>> Begin TEXT EXTRACT

U.C. Davis Braces For Cuts – Up to 500 jobs could be eliminated, and students could face higher fees under a proposal being circulated by U.C. Davis Chancellor Linda Katehi. In a letter released by her office, Katehi projects a shortfall of $107 million next year, as a result of Gov. Jerry Brown’s proposed budget cuts.

Tight Budgets Mean Squeeze in Classrooms – Millions of public school students across the nation are seeing their class sizes swell because of budget cuts and teacher layoffs, undermining a decades-long push by parents, administrators and policy makers to shrink class sizes.  Over the past two years, California, Georgia, Nevada, Ohio, Utah and Wisconsin have loosened legal restrictions on class size. And Idaho and Texas are debating whether to fit more students in classrooms.  Los Angeles has increased the average size of its ninth-grade English and math classes to 34 from 20. Eleventh- and 12th-grade classes in those two subjects have risen, on average, to 43 students.

CMS Budget Cuts Could Mean Hundreds Of Teacher Layoffs – Charlotte-Mecklenburg Schools is preparing to lay off hundreds more teachers, and Goodwin said she thinks veteran teachers have the advantage. “If you are an untenured teacher, unless you’re in a critical area, really, start going ahead, making plans (and) looking at other options,” she said.  The 2011-12 proposed budget calls for a $100 million reduction. The cuts could cost up to 600 teachers their jobs.

>> End TEXT EXTRACT

WRITTEN EXERCISE A: Repeat the listing word for word, everything from its first line down to the line that contains "phonics-heading: Floppy's Phonics bbox=[479, 137, 563, 147]".

>> Begin ENTRIES PROVIDED

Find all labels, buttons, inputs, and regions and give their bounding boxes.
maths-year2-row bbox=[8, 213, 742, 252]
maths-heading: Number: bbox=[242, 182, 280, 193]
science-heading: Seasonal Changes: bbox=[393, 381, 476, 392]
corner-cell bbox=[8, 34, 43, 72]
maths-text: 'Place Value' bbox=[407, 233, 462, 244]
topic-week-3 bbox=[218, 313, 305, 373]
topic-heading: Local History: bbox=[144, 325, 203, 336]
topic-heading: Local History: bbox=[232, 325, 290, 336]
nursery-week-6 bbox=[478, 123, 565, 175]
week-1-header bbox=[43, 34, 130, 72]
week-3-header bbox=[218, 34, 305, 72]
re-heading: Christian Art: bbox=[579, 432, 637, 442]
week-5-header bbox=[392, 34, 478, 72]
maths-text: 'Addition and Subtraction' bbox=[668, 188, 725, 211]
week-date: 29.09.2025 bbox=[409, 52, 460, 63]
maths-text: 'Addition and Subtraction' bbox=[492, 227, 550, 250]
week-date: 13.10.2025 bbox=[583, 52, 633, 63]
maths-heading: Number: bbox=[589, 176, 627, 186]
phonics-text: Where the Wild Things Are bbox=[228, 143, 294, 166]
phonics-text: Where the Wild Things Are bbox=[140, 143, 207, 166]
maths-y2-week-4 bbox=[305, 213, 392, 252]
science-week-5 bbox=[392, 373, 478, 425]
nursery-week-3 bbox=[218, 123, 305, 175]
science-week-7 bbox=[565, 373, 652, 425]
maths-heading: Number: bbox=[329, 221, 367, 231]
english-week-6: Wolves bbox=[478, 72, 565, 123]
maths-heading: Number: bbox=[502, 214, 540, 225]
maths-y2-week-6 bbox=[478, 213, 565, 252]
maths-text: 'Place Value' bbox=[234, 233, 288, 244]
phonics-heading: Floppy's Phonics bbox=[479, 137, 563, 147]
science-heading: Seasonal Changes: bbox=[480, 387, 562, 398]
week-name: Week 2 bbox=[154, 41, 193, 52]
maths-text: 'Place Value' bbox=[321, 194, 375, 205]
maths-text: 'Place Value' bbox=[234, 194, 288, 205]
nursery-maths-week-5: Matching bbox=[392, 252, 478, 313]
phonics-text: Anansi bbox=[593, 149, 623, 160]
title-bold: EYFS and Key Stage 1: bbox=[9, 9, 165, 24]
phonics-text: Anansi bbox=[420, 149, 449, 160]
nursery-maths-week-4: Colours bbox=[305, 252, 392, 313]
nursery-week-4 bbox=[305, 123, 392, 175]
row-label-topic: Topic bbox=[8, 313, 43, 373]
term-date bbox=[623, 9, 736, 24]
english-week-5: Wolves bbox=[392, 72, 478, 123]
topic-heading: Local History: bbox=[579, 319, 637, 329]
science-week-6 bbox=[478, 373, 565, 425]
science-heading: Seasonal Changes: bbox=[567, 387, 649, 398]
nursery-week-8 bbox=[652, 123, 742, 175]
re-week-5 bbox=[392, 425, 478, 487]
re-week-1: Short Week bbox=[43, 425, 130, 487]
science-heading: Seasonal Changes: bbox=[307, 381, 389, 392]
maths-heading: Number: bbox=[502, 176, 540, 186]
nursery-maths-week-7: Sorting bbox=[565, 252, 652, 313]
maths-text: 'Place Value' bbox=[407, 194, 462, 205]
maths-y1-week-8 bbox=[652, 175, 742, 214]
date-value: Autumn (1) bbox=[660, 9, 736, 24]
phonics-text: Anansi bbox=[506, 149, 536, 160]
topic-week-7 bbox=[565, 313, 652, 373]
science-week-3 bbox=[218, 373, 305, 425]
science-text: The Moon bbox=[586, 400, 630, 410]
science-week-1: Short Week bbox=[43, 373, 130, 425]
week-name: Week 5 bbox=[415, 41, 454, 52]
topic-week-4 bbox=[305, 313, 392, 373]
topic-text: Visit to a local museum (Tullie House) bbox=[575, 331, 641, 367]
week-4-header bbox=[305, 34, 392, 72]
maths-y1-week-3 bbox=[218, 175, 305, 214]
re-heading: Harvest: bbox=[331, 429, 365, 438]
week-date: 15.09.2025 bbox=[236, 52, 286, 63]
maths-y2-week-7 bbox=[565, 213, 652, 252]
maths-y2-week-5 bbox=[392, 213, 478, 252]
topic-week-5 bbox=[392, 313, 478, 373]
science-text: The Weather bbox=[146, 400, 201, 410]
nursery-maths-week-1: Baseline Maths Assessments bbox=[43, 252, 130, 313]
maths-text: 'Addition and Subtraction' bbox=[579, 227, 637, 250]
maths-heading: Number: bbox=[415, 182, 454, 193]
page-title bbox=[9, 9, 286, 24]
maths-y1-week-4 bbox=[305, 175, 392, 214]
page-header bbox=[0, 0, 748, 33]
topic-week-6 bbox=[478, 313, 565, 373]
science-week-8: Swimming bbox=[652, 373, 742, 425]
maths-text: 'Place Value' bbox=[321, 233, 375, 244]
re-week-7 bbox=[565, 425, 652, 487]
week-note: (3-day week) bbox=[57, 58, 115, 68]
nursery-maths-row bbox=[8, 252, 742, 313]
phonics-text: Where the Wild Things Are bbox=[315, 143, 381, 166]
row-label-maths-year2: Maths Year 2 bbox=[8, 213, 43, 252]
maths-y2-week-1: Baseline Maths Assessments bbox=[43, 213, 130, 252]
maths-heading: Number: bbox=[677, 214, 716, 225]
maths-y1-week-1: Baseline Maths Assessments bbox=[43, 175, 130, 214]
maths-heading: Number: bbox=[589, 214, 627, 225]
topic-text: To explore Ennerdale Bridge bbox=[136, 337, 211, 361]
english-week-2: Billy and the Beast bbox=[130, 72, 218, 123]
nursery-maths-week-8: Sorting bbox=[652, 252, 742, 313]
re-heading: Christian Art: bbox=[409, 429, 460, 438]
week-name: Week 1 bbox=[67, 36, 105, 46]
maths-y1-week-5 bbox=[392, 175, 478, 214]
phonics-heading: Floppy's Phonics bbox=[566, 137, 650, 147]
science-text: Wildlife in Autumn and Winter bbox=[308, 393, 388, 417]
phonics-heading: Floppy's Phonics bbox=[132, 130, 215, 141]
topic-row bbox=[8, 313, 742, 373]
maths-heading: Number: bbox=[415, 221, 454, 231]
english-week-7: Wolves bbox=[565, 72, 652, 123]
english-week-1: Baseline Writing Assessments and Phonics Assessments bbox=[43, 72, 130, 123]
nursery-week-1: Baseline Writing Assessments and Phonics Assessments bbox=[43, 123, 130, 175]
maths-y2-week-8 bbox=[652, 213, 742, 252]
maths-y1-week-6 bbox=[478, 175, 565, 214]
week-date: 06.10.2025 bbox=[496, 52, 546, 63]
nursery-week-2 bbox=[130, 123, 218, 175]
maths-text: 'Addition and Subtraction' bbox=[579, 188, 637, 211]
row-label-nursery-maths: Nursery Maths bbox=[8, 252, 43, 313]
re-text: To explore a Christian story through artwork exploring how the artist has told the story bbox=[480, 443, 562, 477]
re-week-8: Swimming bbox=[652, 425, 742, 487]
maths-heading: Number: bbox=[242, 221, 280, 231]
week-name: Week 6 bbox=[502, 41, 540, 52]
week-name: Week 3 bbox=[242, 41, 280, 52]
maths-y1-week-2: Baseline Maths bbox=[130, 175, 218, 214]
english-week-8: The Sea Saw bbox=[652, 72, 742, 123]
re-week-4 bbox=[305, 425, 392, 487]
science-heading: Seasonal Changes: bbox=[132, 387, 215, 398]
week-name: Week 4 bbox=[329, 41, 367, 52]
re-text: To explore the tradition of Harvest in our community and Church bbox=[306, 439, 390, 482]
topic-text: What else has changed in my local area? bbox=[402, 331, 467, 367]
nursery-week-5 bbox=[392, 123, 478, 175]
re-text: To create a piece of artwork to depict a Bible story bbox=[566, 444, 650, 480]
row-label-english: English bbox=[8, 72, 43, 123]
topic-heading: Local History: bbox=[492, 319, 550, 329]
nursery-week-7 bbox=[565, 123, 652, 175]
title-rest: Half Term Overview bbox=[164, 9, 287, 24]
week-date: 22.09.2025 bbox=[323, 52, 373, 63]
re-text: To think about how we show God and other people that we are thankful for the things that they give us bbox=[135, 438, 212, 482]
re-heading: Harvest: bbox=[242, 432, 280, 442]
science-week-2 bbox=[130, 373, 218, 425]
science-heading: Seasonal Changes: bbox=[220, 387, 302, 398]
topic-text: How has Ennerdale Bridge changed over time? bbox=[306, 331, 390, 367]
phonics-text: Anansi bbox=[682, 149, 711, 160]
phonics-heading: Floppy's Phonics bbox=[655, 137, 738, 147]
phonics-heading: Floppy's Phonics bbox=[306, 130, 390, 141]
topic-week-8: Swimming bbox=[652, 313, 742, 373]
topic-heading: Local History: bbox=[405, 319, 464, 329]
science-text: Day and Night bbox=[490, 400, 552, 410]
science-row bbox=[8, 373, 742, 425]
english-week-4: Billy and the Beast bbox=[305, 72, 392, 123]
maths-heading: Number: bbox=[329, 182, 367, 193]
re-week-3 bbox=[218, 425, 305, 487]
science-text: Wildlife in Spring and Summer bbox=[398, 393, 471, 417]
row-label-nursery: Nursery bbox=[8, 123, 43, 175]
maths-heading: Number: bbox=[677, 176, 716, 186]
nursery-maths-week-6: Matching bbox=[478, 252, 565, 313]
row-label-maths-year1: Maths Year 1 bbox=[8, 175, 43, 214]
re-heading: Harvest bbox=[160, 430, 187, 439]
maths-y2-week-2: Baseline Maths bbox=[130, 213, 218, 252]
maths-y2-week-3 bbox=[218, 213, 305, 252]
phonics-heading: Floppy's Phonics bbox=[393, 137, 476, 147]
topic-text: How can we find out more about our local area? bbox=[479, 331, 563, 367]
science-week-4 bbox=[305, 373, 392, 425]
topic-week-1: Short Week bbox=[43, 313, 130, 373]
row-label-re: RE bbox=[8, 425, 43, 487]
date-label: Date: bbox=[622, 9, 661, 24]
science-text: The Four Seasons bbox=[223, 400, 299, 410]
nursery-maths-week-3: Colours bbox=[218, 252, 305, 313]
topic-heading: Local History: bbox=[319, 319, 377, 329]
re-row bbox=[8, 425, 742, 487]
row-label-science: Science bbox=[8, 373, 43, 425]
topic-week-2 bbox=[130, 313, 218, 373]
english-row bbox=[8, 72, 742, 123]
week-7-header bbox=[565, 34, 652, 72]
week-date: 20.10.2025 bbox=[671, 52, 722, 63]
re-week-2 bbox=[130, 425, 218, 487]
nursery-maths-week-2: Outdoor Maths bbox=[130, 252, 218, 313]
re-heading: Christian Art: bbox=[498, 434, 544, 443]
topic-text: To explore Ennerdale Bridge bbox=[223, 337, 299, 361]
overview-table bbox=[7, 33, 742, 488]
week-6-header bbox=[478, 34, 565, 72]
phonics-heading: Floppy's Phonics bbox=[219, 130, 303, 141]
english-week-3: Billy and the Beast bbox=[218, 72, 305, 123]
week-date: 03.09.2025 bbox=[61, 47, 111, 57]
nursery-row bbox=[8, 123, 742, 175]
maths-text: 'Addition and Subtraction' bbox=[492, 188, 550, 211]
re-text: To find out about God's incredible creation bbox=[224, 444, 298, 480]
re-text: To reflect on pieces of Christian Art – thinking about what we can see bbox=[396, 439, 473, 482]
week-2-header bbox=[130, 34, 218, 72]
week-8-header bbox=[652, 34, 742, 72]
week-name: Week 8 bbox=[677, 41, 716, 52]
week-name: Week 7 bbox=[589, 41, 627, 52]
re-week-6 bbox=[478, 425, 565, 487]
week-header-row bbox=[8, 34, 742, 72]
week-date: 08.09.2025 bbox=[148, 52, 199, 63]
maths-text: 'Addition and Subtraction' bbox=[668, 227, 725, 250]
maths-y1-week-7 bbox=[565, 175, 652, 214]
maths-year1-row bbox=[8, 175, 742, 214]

>> End ENTRIES PROVIDED

WRITTEN EXERCISE B: Reproduce the passage on school budget cuts word for word, everything from "Tight Budgets Mean" down to "to 43 students.".

EXPECTED ANSWER A:
Find all labels, buttons, inputs, and regions and give their bounding boxes.
maths-year2-row bbox=[8, 213, 742, 252]
maths-heading: Number: bbox=[242, 182, 280, 193]
science-heading: Seasonal Changes: bbox=[393, 381, 476, 392]
corner-cell bbox=[8, 34, 43, 72]
maths-text: 'Place Value' bbox=[407, 233, 462, 244]
topic-week-3 bbox=[218, 313, 305, 373]
topic-heading: Local History: bbox=[144, 325, 203, 336]
topic-heading: Local History: bbox=[232, 325, 290, 336]
nursery-week-6 bbox=[478, 123, 565, 175]
week-1-header bbox=[43, 34, 130, 72]
week-3-header bbox=[218, 34, 305, 72]
re-heading: Christian Art: bbox=[579, 432, 637, 442]
week-5-header bbox=[392, 34, 478, 72]
maths-text: 'Addition and Subtraction' bbox=[668, 188, 725, 211]
week-date: 29.09.2025 bbox=[409, 52, 460, 63]
maths-text: 'Addition and Subtraction' bbox=[492, 227, 550, 250]
week-date: 13.10.2025 bbox=[583, 52, 633, 63]
maths-heading: Number: bbox=[589, 176, 627, 186]
phonics-text: Where the Wild Things Are bbox=[228, 143, 294, 166]
phonics-text: Where the Wild Things Are bbox=[140, 143, 207, 166]
maths-y2-week-4 bbox=[305, 213, 392, 252]
science-week-5 bbox=[392, 373, 478, 425]
nursery-week-3 bbox=[218, 123, 305, 175]
science-week-7 bbox=[565, 373, 652, 425]
maths-heading: Number: bbox=[329, 221, 367, 231]
english-week-6: Wolves bbox=[478, 72, 565, 123]
maths-heading: Number: bbox=[502, 214, 540, 225]
maths-y2-week-6 bbox=[478, 213, 565, 252]
maths-text: 'Place Value' bbox=[234, 233, 288, 244]
phonics-heading: Floppy's Phonics bbox=[479, 137, 563, 147]

EXPECTED ANSWER B:
Tight Budgets Mean Squeeze in Classrooms – Millions of public school students across the nation are seeing their class sizes swell because of budget cuts and teacher layoffs, undermining a decades-long push by parents, administrators and policy makers to shrink class sizes.  Over the past two years, California, Georgia, Nevada, Ohio, Utah and Wisconsin have loosened legal restrictions on class size. And Idaho and Texas are debating whether to fit more students in classrooms.  Los Angeles has increased the average size of its ninth-grade English and math classes to 34 from 20. Eleventh- and 12th-grade classes in those two subjects have risen, on average, to 43 students.